Reproduce every one of the following lines without changing anything.

*Dataset records:*

□ □ □ □

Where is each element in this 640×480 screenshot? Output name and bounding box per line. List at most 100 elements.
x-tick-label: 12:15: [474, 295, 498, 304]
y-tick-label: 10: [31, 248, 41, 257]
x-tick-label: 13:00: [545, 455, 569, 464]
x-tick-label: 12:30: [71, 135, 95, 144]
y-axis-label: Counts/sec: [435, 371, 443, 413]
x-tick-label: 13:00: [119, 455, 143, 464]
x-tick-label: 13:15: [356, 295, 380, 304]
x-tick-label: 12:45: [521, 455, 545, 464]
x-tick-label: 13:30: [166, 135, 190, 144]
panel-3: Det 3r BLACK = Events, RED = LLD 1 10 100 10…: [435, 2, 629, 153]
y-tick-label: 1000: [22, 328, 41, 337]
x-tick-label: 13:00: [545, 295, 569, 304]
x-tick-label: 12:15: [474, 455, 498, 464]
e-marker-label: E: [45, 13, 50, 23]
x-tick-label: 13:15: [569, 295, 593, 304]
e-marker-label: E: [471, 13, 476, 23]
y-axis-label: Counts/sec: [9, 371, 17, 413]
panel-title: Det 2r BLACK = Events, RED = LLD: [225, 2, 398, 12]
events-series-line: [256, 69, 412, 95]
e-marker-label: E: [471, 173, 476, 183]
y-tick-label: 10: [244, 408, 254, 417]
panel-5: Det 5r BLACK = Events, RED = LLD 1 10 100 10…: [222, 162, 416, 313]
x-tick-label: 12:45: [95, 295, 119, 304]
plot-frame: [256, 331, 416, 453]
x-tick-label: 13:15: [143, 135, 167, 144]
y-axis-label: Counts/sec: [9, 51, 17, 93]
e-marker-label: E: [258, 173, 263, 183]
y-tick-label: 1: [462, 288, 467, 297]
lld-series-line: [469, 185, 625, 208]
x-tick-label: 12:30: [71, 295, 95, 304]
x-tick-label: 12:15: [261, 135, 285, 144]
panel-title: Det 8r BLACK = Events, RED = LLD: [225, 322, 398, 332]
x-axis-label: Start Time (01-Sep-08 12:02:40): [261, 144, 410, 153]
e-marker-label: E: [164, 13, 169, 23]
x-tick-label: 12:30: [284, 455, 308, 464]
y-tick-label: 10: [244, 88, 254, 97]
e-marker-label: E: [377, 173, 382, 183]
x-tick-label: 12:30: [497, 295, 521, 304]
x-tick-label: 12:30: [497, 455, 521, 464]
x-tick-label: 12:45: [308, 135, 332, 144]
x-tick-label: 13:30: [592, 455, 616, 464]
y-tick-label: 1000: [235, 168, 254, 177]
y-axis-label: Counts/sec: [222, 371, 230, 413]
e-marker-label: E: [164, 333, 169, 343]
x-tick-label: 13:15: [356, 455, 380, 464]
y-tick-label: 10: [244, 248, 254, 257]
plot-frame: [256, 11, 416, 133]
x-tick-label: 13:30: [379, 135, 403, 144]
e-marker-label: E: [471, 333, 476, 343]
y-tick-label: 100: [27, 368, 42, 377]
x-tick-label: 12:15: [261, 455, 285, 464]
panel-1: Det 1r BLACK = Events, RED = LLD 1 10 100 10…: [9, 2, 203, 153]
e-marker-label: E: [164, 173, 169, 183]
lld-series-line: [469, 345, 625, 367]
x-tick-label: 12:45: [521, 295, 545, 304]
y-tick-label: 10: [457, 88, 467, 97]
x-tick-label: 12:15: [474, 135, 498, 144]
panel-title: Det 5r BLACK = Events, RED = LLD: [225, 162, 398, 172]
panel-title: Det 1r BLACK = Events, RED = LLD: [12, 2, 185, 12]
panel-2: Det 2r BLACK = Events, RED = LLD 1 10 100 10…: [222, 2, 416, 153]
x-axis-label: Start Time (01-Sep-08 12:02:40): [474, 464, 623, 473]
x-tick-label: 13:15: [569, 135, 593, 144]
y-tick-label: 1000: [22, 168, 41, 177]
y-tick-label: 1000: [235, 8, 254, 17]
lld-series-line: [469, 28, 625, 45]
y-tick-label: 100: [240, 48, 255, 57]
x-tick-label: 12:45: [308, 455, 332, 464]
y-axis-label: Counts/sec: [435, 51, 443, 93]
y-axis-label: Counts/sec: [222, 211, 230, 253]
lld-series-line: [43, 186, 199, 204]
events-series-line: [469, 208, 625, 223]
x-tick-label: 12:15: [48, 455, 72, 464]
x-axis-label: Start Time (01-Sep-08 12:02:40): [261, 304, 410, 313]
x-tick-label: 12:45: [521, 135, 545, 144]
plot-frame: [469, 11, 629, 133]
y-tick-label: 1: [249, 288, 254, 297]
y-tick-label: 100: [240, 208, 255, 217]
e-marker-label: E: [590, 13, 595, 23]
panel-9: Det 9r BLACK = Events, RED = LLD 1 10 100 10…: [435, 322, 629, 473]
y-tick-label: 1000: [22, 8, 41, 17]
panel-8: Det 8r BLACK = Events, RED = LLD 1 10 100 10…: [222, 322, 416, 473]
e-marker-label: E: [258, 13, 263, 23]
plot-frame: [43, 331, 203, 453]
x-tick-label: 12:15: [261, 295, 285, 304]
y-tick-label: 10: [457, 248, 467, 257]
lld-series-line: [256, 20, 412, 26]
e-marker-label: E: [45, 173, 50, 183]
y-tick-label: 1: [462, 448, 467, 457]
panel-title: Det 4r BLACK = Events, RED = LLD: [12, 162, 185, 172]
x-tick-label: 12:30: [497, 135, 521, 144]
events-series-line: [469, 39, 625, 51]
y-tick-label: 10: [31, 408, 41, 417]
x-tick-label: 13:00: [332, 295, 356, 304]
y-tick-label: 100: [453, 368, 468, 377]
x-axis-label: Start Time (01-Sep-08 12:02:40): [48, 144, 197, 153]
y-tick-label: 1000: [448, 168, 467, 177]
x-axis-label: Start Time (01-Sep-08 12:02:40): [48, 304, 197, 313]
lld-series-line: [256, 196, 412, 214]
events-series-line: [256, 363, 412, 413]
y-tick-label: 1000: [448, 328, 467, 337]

□ □ □ □

*Reply:*
Where is each element in this 640×480 screenshot? Output name and bounding box per line. List at most 100 elements.
x-tick-label: 12:15: [474, 295, 498, 304]
y-tick-label: 10: [31, 248, 41, 257]
x-tick-label: 13:00: [545, 455, 569, 464]
x-tick-label: 12:30: [71, 135, 95, 144]
y-axis-label: Counts/sec: [435, 371, 443, 413]
x-tick-label: 13:00: [119, 455, 143, 464]
x-tick-label: 13:15: [356, 295, 380, 304]
x-tick-label: 12:45: [521, 455, 545, 464]
x-tick-label: 13:30: [166, 135, 190, 144]
panel-3: Det 3r BLACK = Events, RED = LLD 1 10 100 10…: [435, 2, 629, 153]
y-tick-label: 1000: [22, 328, 41, 337]
x-tick-label: 13:00: [545, 295, 569, 304]
x-tick-label: 12:15: [474, 455, 498, 464]
e-marker-label: E: [45, 13, 50, 23]
x-tick-label: 13:15: [569, 295, 593, 304]
e-marker-label: E: [471, 13, 476, 23]
y-axis-label: Counts/sec: [9, 371, 17, 413]
panel-title: Det 2r BLACK = Events, RED = LLD: [225, 2, 398, 12]
events-series-line: [256, 69, 412, 95]
e-marker-label: E: [471, 173, 476, 183]
y-tick-label: 10: [244, 408, 254, 417]
panel-5: Det 5r BLACK = Events, RED = LLD 1 10 100 10…: [222, 162, 416, 313]
x-tick-label: 12:45: [95, 295, 119, 304]
plot-frame: [256, 331, 416, 453]
x-tick-label: 13:15: [143, 135, 167, 144]
y-axis-label: Counts/sec: [9, 51, 17, 93]
e-marker-label: E: [258, 173, 263, 183]
y-tick-label: 1: [462, 288, 467, 297]
lld-series-line: [469, 185, 625, 208]
x-tick-label: 12:30: [71, 295, 95, 304]
x-tick-label: 12:15: [261, 135, 285, 144]
panel-title: Det 8r BLACK = Events, RED = LLD: [225, 322, 398, 332]
x-axis-label: Start Time (01-Sep-08 12:02:40): [261, 144, 410, 153]
e-marker-label: E: [164, 13, 169, 23]
x-tick-label: 12:30: [284, 455, 308, 464]
y-tick-label: 10: [244, 88, 254, 97]
e-marker-label: E: [377, 173, 382, 183]
x-tick-label: 12:30: [497, 295, 521, 304]
x-tick-label: 12:30: [497, 455, 521, 464]
x-tick-label: 12:45: [308, 135, 332, 144]
x-tick-label: 13:30: [592, 455, 616, 464]
y-tick-label: 1000: [235, 168, 254, 177]
y-axis-label: Counts/sec: [222, 371, 230, 413]
e-marker-label: E: [164, 333, 169, 343]
x-tick-label: 13:15: [356, 455, 380, 464]
y-tick-label: 10: [244, 248, 254, 257]
plot-frame: [256, 11, 416, 133]
x-tick-label: 13:30: [379, 135, 403, 144]
e-marker-label: E: [471, 333, 476, 343]
y-tick-label: 100: [27, 368, 42, 377]
x-tick-label: 12:15: [261, 455, 285, 464]
panel-1: Det 1r BLACK = Events, RED = LLD 1 10 100 10…: [9, 2, 203, 153]
e-marker-label: E: [164, 173, 169, 183]
lld-series-line: [469, 345, 625, 367]
x-tick-label: 12:45: [521, 295, 545, 304]
y-tick-label: 10: [457, 88, 467, 97]
x-tick-label: 12:15: [474, 135, 498, 144]
panel-title: Det 5r BLACK = Events, RED = LLD: [225, 162, 398, 172]
panel-title: Det 1r BLACK = Events, RED = LLD: [12, 2, 185, 12]
panel-2: Det 2r BLACK = Events, RED = LLD 1 10 100 10…: [222, 2, 416, 153]
x-axis-label: Start Time (01-Sep-08 12:02:40): [474, 464, 623, 473]
x-tick-label: 13:15: [569, 135, 593, 144]
y-tick-label: 1000: [22, 168, 41, 177]
y-tick-label: 1000: [235, 8, 254, 17]
lld-series-line: [469, 28, 625, 45]
y-tick-label: 100: [240, 48, 255, 57]
x-tick-label: 12:45: [308, 455, 332, 464]
y-axis-label: Counts/sec: [435, 51, 443, 93]
y-axis-label: Counts/sec: [222, 211, 230, 253]
lld-series-line: [43, 186, 199, 204]
events-series-line: [469, 208, 625, 223]
x-tick-label: 12:15: [48, 455, 72, 464]
x-axis-label: Start Time (01-Sep-08 12:02:40): [261, 304, 410, 313]
x-tick-label: 12:45: [521, 135, 545, 144]
plot-frame: [469, 11, 629, 133]
y-tick-label: 1: [249, 288, 254, 297]
y-tick-label: 100: [240, 208, 255, 217]
e-marker-label: E: [590, 13, 595, 23]
panel-9: Det 9r BLACK = Events, RED = LLD 1 10 100 10…: [435, 322, 629, 473]
y-tick-label: 1000: [22, 8, 41, 17]
panel-8: Det 8r BLACK = Events, RED = LLD 1 10 100 10…: [222, 322, 416, 473]
e-marker-label: E: [258, 13, 263, 23]
plot-frame: [43, 331, 203, 453]
x-tick-label: 12:15: [261, 295, 285, 304]
y-tick-label: 10: [457, 248, 467, 257]
lld-series-line: [256, 20, 412, 26]
e-marker-label: E: [45, 173, 50, 183]
y-tick-label: 1: [462, 448, 467, 457]
panel-title: Det 4r BLACK = Events, RED = LLD: [12, 162, 185, 172]
x-tick-label: 12:30: [497, 135, 521, 144]
events-series-line: [469, 39, 625, 51]
y-tick-label: 10: [31, 408, 41, 417]
x-tick-label: 13:00: [332, 295, 356, 304]
y-tick-label: 100: [453, 368, 468, 377]
x-axis-label: Start Time (01-Sep-08 12:02:40): [48, 144, 197, 153]
y-tick-label: 1000: [448, 168, 467, 177]
x-axis-label: Start Time (01-Sep-08 12:02:40): [48, 304, 197, 313]
lld-series-line: [256, 196, 412, 214]
events-series-line: [256, 363, 412, 413]
y-tick-label: 1000: [448, 328, 467, 337]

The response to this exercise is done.